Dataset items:

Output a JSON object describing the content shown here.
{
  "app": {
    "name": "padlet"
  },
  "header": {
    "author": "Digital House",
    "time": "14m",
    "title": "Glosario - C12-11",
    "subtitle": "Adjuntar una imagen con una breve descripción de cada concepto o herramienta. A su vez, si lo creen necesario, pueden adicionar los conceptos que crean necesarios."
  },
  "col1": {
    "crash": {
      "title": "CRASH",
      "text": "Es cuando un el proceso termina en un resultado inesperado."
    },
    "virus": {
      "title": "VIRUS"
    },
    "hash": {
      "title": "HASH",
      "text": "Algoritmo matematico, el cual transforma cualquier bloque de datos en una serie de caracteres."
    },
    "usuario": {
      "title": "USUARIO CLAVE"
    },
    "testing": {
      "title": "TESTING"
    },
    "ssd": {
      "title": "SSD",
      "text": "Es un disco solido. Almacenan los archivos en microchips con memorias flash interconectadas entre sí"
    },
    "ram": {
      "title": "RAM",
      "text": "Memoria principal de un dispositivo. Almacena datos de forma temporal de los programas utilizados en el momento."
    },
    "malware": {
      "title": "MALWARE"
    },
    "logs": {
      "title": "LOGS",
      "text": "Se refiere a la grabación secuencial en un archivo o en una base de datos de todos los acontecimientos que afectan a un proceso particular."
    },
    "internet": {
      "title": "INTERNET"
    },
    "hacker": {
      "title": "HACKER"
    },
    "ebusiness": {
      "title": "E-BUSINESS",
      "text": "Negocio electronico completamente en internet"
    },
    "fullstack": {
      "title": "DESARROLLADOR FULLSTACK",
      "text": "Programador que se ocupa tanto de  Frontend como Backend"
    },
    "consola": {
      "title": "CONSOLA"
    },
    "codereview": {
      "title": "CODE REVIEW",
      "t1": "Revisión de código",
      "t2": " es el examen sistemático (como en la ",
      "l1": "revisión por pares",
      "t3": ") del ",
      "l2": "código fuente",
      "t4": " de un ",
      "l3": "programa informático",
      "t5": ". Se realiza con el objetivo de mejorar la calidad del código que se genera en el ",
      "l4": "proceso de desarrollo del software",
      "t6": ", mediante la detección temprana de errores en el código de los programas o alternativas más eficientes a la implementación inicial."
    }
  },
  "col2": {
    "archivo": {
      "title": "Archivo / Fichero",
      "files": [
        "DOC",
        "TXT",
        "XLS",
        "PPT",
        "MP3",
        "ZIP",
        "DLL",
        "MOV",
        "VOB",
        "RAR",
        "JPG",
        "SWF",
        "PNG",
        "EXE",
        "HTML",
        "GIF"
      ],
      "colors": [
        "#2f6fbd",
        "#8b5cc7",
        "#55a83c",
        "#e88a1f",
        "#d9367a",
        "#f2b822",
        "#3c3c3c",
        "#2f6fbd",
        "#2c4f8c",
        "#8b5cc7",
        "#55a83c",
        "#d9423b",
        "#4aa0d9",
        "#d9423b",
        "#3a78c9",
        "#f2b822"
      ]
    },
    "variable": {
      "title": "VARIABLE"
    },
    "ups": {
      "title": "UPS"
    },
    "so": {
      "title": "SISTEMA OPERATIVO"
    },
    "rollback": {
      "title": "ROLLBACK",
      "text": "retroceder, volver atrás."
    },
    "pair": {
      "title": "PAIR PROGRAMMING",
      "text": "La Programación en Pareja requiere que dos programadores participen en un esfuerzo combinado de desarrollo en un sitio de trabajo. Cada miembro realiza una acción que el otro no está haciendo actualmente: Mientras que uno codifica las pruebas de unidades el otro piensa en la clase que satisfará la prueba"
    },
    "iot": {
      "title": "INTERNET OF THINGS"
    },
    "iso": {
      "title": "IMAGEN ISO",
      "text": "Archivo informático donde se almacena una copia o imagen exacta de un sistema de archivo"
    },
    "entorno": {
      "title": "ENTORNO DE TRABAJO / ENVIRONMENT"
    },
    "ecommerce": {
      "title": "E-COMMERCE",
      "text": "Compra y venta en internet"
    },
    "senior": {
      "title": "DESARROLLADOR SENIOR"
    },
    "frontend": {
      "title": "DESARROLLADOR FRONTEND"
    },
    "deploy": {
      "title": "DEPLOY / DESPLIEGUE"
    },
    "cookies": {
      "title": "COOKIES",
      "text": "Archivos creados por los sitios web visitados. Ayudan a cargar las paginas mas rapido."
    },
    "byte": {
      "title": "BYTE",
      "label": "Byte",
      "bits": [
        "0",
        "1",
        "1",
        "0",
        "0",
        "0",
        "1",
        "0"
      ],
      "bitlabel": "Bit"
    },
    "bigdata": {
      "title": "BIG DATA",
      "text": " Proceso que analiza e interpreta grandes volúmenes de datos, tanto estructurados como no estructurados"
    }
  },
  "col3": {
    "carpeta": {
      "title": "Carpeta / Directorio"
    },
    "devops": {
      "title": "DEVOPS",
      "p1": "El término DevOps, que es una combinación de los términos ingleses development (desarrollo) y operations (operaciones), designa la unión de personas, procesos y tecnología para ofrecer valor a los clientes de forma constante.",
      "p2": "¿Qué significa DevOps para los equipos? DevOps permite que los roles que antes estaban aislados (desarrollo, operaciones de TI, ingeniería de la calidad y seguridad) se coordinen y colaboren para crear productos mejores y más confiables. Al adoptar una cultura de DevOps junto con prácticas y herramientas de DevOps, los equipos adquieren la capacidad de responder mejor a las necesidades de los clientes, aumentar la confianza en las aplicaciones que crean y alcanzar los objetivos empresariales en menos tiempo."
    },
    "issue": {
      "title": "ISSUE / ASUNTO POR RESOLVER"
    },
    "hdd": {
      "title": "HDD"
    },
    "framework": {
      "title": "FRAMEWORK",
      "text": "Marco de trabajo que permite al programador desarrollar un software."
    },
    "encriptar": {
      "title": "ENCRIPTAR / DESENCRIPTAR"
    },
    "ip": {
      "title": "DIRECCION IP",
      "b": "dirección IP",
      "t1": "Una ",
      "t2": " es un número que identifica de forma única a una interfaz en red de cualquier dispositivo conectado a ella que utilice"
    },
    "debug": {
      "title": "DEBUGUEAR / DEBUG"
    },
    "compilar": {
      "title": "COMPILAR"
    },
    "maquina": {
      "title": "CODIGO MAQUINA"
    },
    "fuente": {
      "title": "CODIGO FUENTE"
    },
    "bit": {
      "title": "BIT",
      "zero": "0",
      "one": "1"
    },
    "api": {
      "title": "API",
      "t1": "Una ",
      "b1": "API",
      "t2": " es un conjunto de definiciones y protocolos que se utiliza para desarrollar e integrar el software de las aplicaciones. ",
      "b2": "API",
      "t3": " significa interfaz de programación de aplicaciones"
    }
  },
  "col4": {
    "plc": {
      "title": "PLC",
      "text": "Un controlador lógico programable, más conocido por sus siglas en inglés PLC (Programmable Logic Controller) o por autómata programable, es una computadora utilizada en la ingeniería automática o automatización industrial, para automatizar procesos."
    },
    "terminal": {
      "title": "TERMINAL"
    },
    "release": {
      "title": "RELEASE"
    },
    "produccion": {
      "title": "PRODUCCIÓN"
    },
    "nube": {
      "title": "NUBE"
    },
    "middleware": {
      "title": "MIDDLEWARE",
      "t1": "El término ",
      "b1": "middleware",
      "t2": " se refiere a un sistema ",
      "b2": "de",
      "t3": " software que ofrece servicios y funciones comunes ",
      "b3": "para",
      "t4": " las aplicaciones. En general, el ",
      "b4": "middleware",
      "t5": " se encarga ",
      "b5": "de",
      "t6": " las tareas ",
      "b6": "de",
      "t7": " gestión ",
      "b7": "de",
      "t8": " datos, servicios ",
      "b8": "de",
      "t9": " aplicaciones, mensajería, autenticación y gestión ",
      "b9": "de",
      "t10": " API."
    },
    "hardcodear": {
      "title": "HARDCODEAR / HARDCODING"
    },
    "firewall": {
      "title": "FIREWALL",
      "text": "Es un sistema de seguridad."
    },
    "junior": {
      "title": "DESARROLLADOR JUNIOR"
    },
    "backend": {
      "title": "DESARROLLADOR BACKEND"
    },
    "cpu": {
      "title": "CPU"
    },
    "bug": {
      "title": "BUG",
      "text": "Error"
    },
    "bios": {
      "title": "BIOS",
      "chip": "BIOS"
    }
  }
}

* [WHAT THE TASK REQUIRES] Count the lines above holding "gestión". Give only the number.

* [EXERCISE SOLUTION] 2